──────── Given data
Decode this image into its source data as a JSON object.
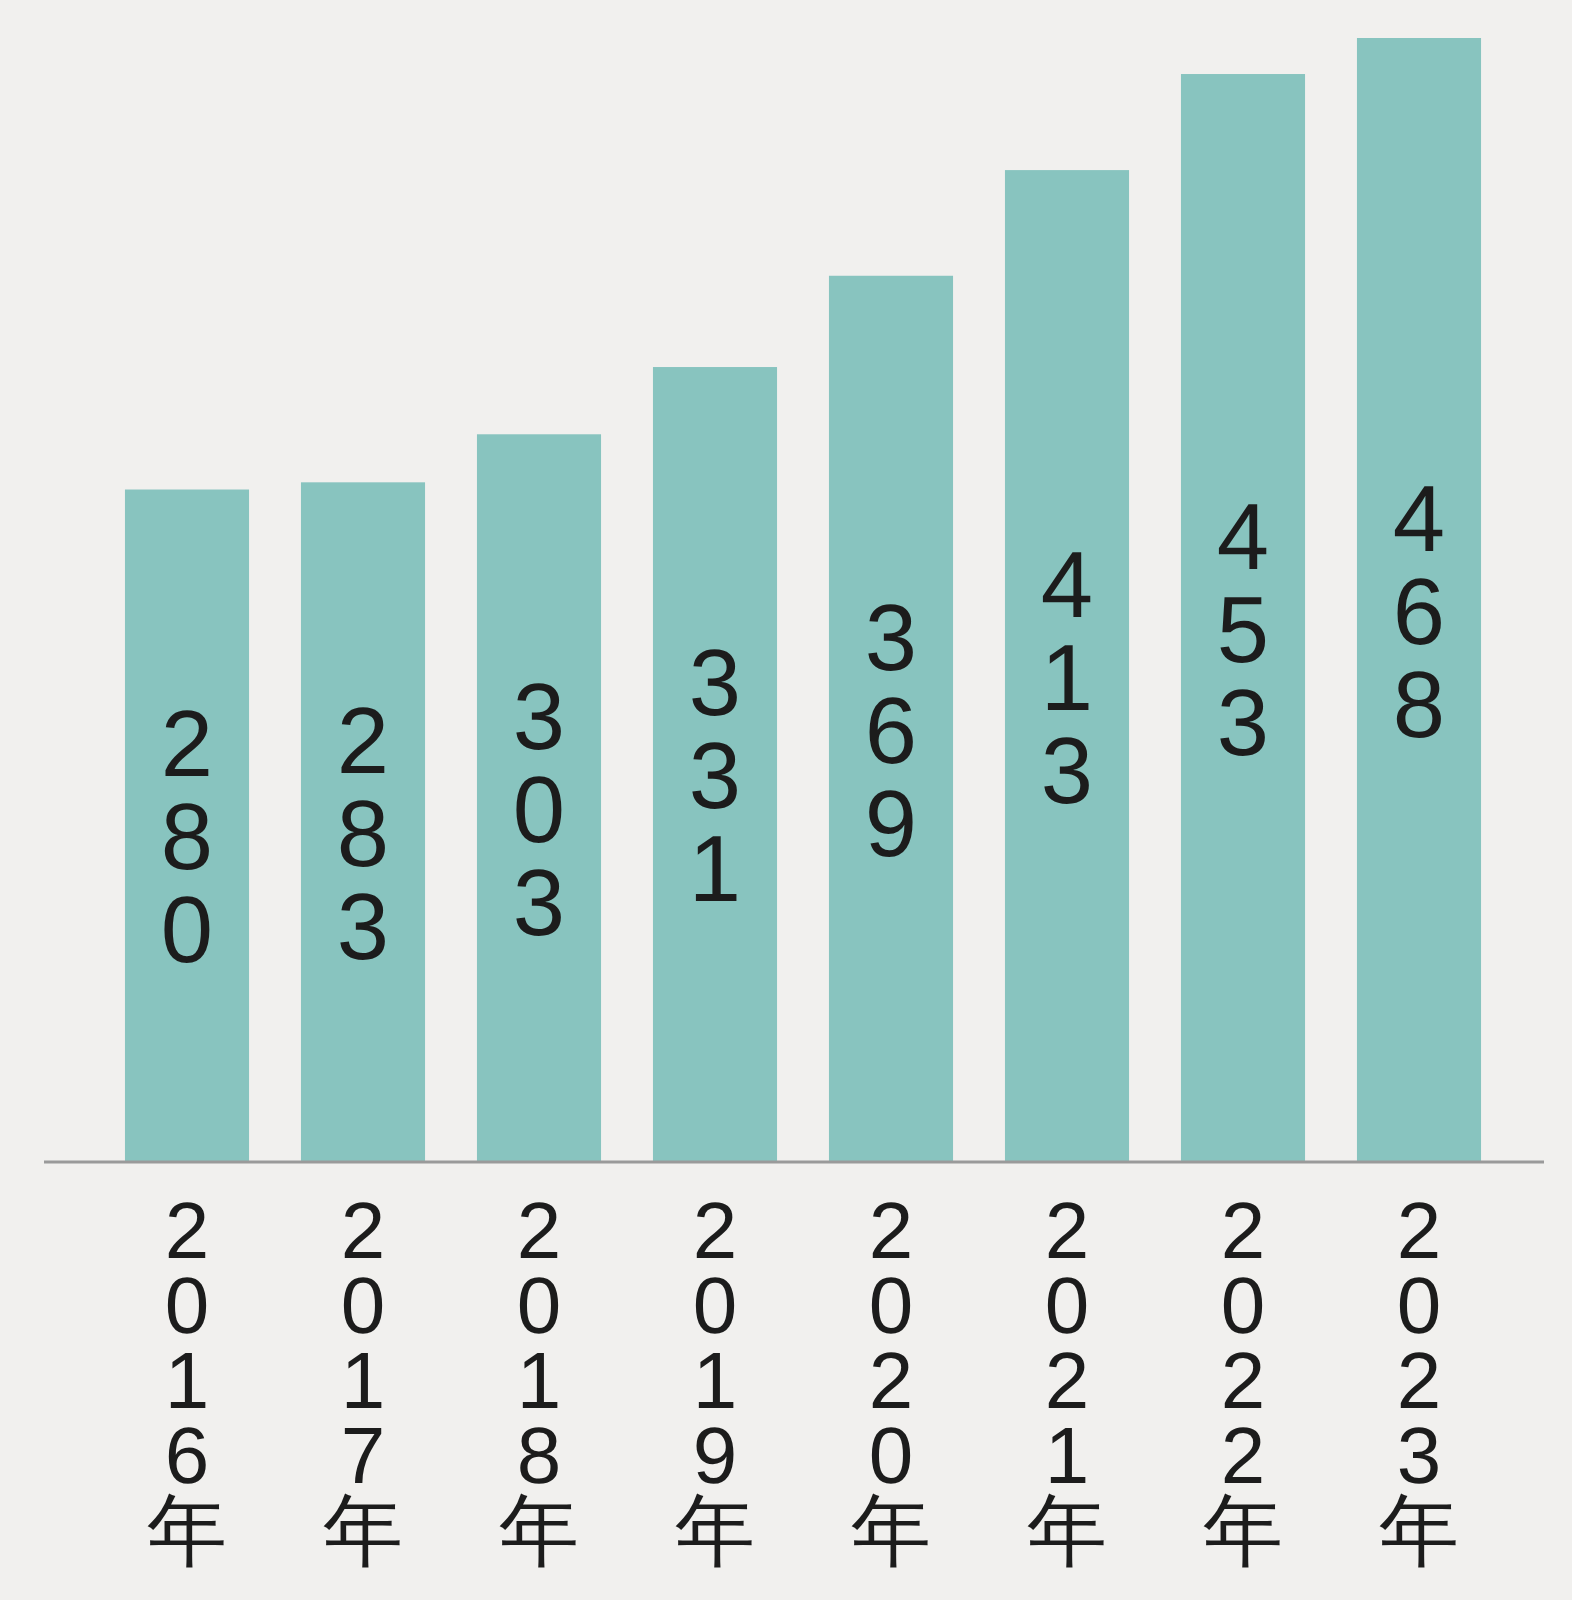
{
  "chart_data": {
    "type": "bar",
    "categories": [
      "2016年",
      "2017年",
      "2018年",
      "2019年",
      "2020年",
      "2021年",
      "2022年",
      "2023年"
    ],
    "values": [
      280,
      283,
      303,
      331,
      369,
      413,
      453,
      468
    ],
    "color": "#88c4bf",
    "data_labels": true
  }
}
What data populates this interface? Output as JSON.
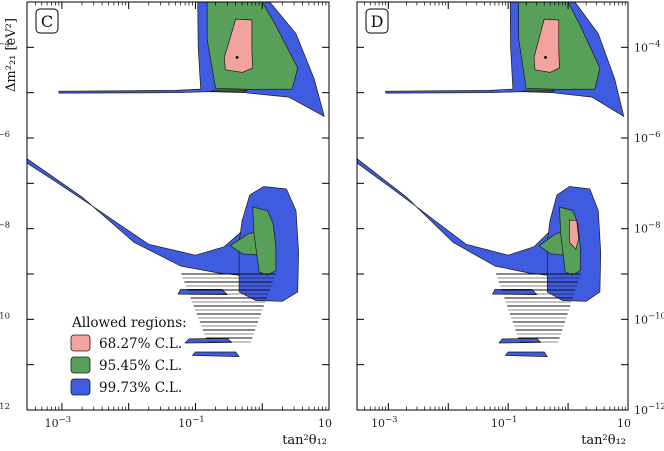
{
  "chart_data": [
    {
      "type": "contour",
      "panel_label": "C",
      "xlabel": "tan²θ₁₂",
      "ylabel": "Δm²₂₁ [eV²]",
      "x_scale": "log",
      "y_scale": "log",
      "xlim": [
        0.0003,
        10
      ],
      "ylim": [
        1e-12,
        0.001
      ],
      "x_ticks": [
        {
          "value": 0.001,
          "base": "10",
          "exp": "−3"
        },
        {
          "value": 0.1,
          "base": "10",
          "exp": "−1"
        },
        {
          "value": 10,
          "base": "10",
          "exp": ""
        }
      ],
      "y_ticks_left": [
        {
          "value": 0.0001,
          "base": "10",
          "exp": "−4"
        },
        {
          "value": 1e-06,
          "base": "10",
          "exp": "−6"
        },
        {
          "value": 1e-08,
          "base": "10",
          "exp": "−8"
        },
        {
          "value": 1e-10,
          "base": "10",
          "exp": "−10"
        },
        {
          "value": 1e-12,
          "base": "10",
          "exp": "−12"
        }
      ],
      "best_fit": {
        "x": 0.42,
        "y": 6e-05
      },
      "legend": {
        "title": "Allowed regions:",
        "placement": "bottom-left",
        "entries": [
          {
            "label": "68.27% C.L.",
            "color": "#f2a3a0"
          },
          {
            "label": "95.45% C.L.",
            "color": "#58a05a"
          },
          {
            "label": "99.73% C.L.",
            "color": "#3f5be0"
          }
        ]
      },
      "regions": [
        {
          "level": "99.73% C.L.",
          "color": "#3f5be0",
          "polygons": [
            [
              [
                0.108,
                0.001
              ],
              [
                1.3,
                0.001
              ],
              [
                3.2,
                0.0002
              ],
              [
                6,
                2e-05
              ],
              [
                8.5,
                3e-06
              ],
              [
                2.5,
                8e-06
              ],
              [
                0.55,
                1e-05
              ],
              [
                0.16,
                1.05e-05
              ],
              [
                0.05,
                1e-05
              ],
              [
                0.0009,
                9.8e-06
              ],
              [
                0.0009,
                1.08e-05
              ],
              [
                0.05,
                1.12e-05
              ],
              [
                0.12,
                1.2e-05
              ],
              [
                0.11,
                0.0001
              ]
            ],
            [
              [
                0.0003,
                2.8e-07
              ],
              [
                0.0003,
                3.5e-07
              ],
              [
                0.002,
                5e-08
              ],
              [
                0.012,
                5e-09
              ],
              [
                0.06,
                1.5e-09
              ],
              [
                0.22,
                1.05e-09
              ],
              [
                0.6,
                9e-10
              ],
              [
                1.2,
                1e-09
              ],
              [
                1.5,
                1.8e-09
              ],
              [
                1.4,
                5e-09
              ],
              [
                1.05,
                1.3e-08
              ],
              [
                0.55,
                1e-08
              ],
              [
                0.27,
                4e-09
              ],
              [
                0.1,
                2.6e-09
              ],
              [
                0.02,
                4.5e-09
              ],
              [
                0.003,
                3e-08
              ],
              [
                0.0008,
                1.1e-07
              ]
            ],
            [
              [
                0.65,
                5.5e-08
              ],
              [
                1.05,
                8.5e-08
              ],
              [
                2.3,
                7.5e-08
              ],
              [
                3.2,
                2.5e-08
              ],
              [
                3.5,
                3e-09
              ],
              [
                3.4,
                4e-10
              ],
              [
                2,
                2.5e-10
              ],
              [
                0.8,
                2.6e-10
              ],
              [
                0.45,
                4e-10
              ],
              [
                0.45,
                5e-09
              ],
              [
                0.5,
                1.5e-08
              ]
            ],
            [
              [
                0.055,
                3.6e-10
              ],
              [
                0.3,
                3.5e-10
              ],
              [
                0.25,
                4.6e-10
              ],
              [
                0.06,
                4.6e-10
              ]
            ],
            [
              [
                0.07,
                3e-11
              ],
              [
                0.35,
                3.1e-11
              ],
              [
                0.3,
                3.8e-11
              ],
              [
                0.08,
                3.7e-11
              ]
            ],
            [
              [
                0.09,
                1.6e-11
              ],
              [
                0.45,
                1.5e-11
              ],
              [
                0.4,
                1.9e-11
              ],
              [
                0.1,
                1.9e-11
              ]
            ]
          ]
        },
        {
          "level": "95.45% C.L.",
          "color": "#58a05a",
          "polygons": [
            [
              [
                0.15,
                0.001
              ],
              [
                1,
                0.001
              ],
              [
                1.6,
                0.0003
              ],
              [
                3.4,
                3.5e-05
              ],
              [
                2.8,
                1.2e-05
              ],
              [
                0.7,
                1.18e-05
              ],
              [
                0.2,
                1.25e-05
              ],
              [
                0.15,
                0.00015
              ]
            ],
            [
              [
                0.17,
                1.07e-05
              ],
              [
                0.5,
                1.04e-05
              ],
              [
                0.6,
                1.12e-05
              ],
              [
                0.2,
                1.14e-05
              ]
            ],
            [
              [
                0.33,
                4.2e-09
              ],
              [
                0.5,
                2.8e-09
              ],
              [
                1.2,
                2.5e-09
              ],
              [
                1.3,
                6e-09
              ],
              [
                1.1,
                1e-08
              ],
              [
                0.6,
                7.5e-09
              ]
            ],
            [
              [
                0.72,
                3e-08
              ],
              [
                1.2,
                2.5e-08
              ],
              [
                1.45,
                1.3e-08
              ],
              [
                1.6,
                4e-09
              ],
              [
                1.6,
                1.2e-09
              ],
              [
                1.2,
                9.5e-10
              ],
              [
                0.9,
                1.1e-09
              ],
              [
                0.75,
                8e-09
              ]
            ]
          ]
        },
        {
          "level": "68.27% C.L.",
          "color": "#f2a3a0",
          "polygons": [
            [
              [
                0.4,
                0.00042
              ],
              [
                0.7,
                0.0004
              ],
              [
                0.7,
                8e-05
              ],
              [
                0.72,
                3.5e-05
              ],
              [
                0.5,
                2.8e-05
              ],
              [
                0.28,
                3.2e-05
              ],
              [
                0.27,
                6e-05
              ],
              [
                0.33,
                0.00016
              ]
            ]
          ]
        }
      ],
      "hatched_band": {
        "x_range": [
          0.05,
          1.4
        ],
        "y_range": [
          3e-11,
          1e-09
        ]
      }
    },
    {
      "type": "contour",
      "panel_label": "D",
      "xlabel": "tan²θ₁₂",
      "ylabel": "",
      "x_scale": "log",
      "y_scale": "log",
      "xlim": [
        0.0003,
        10
      ],
      "ylim": [
        1e-12,
        0.001
      ],
      "x_ticks": [
        {
          "value": 0.001,
          "base": "10",
          "exp": "−3"
        },
        {
          "value": 0.1,
          "base": "10",
          "exp": "−1"
        },
        {
          "value": 10,
          "base": "10",
          "exp": ""
        }
      ],
      "y_ticks_right": [
        {
          "value": 0.0001,
          "base": "10",
          "exp": "−4"
        },
        {
          "value": 1e-06,
          "base": "10",
          "exp": "−6"
        },
        {
          "value": 1e-08,
          "base": "10",
          "exp": "−8"
        },
        {
          "value": 1e-10,
          "base": "10",
          "exp": "−10"
        },
        {
          "value": 1e-12,
          "base": "10",
          "exp": "−12"
        }
      ],
      "best_fit": {
        "x": 0.42,
        "y": 6e-05
      },
      "regions": [
        {
          "level": "99.73% C.L.",
          "color": "#3f5be0",
          "polygons": [
            [
              [
                0.108,
                0.001
              ],
              [
                1.3,
                0.001
              ],
              [
                3.2,
                0.0002
              ],
              [
                6,
                2e-05
              ],
              [
                8.5,
                3e-06
              ],
              [
                2.5,
                8e-06
              ],
              [
                0.55,
                1e-05
              ],
              [
                0.16,
                1.05e-05
              ],
              [
                0.05,
                1e-05
              ],
              [
                0.0009,
                9.8e-06
              ],
              [
                0.0009,
                1.08e-05
              ],
              [
                0.05,
                1.12e-05
              ],
              [
                0.12,
                1.2e-05
              ],
              [
                0.11,
                0.0001
              ]
            ],
            [
              [
                0.0003,
                2.8e-07
              ],
              [
                0.0003,
                3.5e-07
              ],
              [
                0.002,
                5e-08
              ],
              [
                0.012,
                5e-09
              ],
              [
                0.06,
                1.5e-09
              ],
              [
                0.22,
                1.05e-09
              ],
              [
                0.6,
                9e-10
              ],
              [
                1.2,
                1e-09
              ],
              [
                1.5,
                1.8e-09
              ],
              [
                1.4,
                5e-09
              ],
              [
                1.05,
                1.3e-08
              ],
              [
                0.55,
                1e-08
              ],
              [
                0.27,
                4e-09
              ],
              [
                0.1,
                2.6e-09
              ],
              [
                0.02,
                4.5e-09
              ],
              [
                0.003,
                3e-08
              ],
              [
                0.0008,
                1.1e-07
              ]
            ],
            [
              [
                0.65,
                5.5e-08
              ],
              [
                1.05,
                8.5e-08
              ],
              [
                2.3,
                7.5e-08
              ],
              [
                3.2,
                2.5e-08
              ],
              [
                3.5,
                3e-09
              ],
              [
                3.4,
                4e-10
              ],
              [
                2,
                2.5e-10
              ],
              [
                0.8,
                2.6e-10
              ],
              [
                0.45,
                4e-10
              ],
              [
                0.45,
                5e-09
              ],
              [
                0.5,
                1.5e-08
              ]
            ],
            [
              [
                0.055,
                3.6e-10
              ],
              [
                0.3,
                3.5e-10
              ],
              [
                0.25,
                4.6e-10
              ],
              [
                0.06,
                4.6e-10
              ]
            ],
            [
              [
                0.07,
                3e-11
              ],
              [
                0.35,
                3.1e-11
              ],
              [
                0.3,
                3.8e-11
              ],
              [
                0.08,
                3.7e-11
              ]
            ],
            [
              [
                0.09,
                1.6e-11
              ],
              [
                0.45,
                1.5e-11
              ],
              [
                0.4,
                1.9e-11
              ],
              [
                0.1,
                1.9e-11
              ]
            ]
          ]
        },
        {
          "level": "95.45% C.L.",
          "color": "#58a05a",
          "polygons": [
            [
              [
                0.15,
                0.001
              ],
              [
                1,
                0.001
              ],
              [
                1.6,
                0.0003
              ],
              [
                3.4,
                3.5e-05
              ],
              [
                2.8,
                1.2e-05
              ],
              [
                0.7,
                1.18e-05
              ],
              [
                0.2,
                1.25e-05
              ],
              [
                0.15,
                0.00015
              ]
            ],
            [
              [
                0.17,
                1.07e-05
              ],
              [
                0.5,
                1.04e-05
              ],
              [
                0.6,
                1.12e-05
              ],
              [
                0.2,
                1.14e-05
              ]
            ],
            [
              [
                0.33,
                4.2e-09
              ],
              [
                0.5,
                2.8e-09
              ],
              [
                1.2,
                2.5e-09
              ],
              [
                1.3,
                6e-09
              ],
              [
                1.1,
                1e-08
              ],
              [
                0.6,
                7.5e-09
              ]
            ],
            [
              [
                0.72,
                3e-08
              ],
              [
                1.2,
                2.5e-08
              ],
              [
                1.45,
                1.3e-08
              ],
              [
                1.6,
                4e-09
              ],
              [
                1.6,
                1.2e-09
              ],
              [
                1.2,
                9.5e-10
              ],
              [
                0.9,
                1.1e-09
              ],
              [
                0.75,
                8e-09
              ]
            ]
          ]
        },
        {
          "level": "68.27% C.L.",
          "color": "#f2a3a0",
          "polygons": [
            [
              [
                0.4,
                0.00042
              ],
              [
                0.7,
                0.0004
              ],
              [
                0.7,
                8e-05
              ],
              [
                0.72,
                3.5e-05
              ],
              [
                0.5,
                2.8e-05
              ],
              [
                0.28,
                3.2e-05
              ],
              [
                0.27,
                6e-05
              ],
              [
                0.33,
                0.00016
              ]
            ],
            [
              [
                1.05,
                1.55e-08
              ],
              [
                1.4,
                1.5e-08
              ],
              [
                1.5,
                6e-09
              ],
              [
                1.35,
                3.5e-09
              ],
              [
                1.05,
                5e-09
              ]
            ]
          ]
        }
      ],
      "hatched_band": {
        "x_range": [
          0.05,
          1.4
        ],
        "y_range": [
          3e-11,
          1e-09
        ]
      }
    }
  ]
}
────────────────
--- Given instruction ---
Identify the lines of the data that contain the word "color". Copy each of them.

--- Complete output ---
    "color": "#88c4bf",
            "color": "#f2a3a0"
            "color": "#58a05a"
            "color": "#3f5be0"
          "color": "#3f5be0",
          "color": "#58a05a",
          "color": "#f2a3a0",
          "color": "#3f5be0",
          "color": "#58a05a",
          "color": "#f2a3a0",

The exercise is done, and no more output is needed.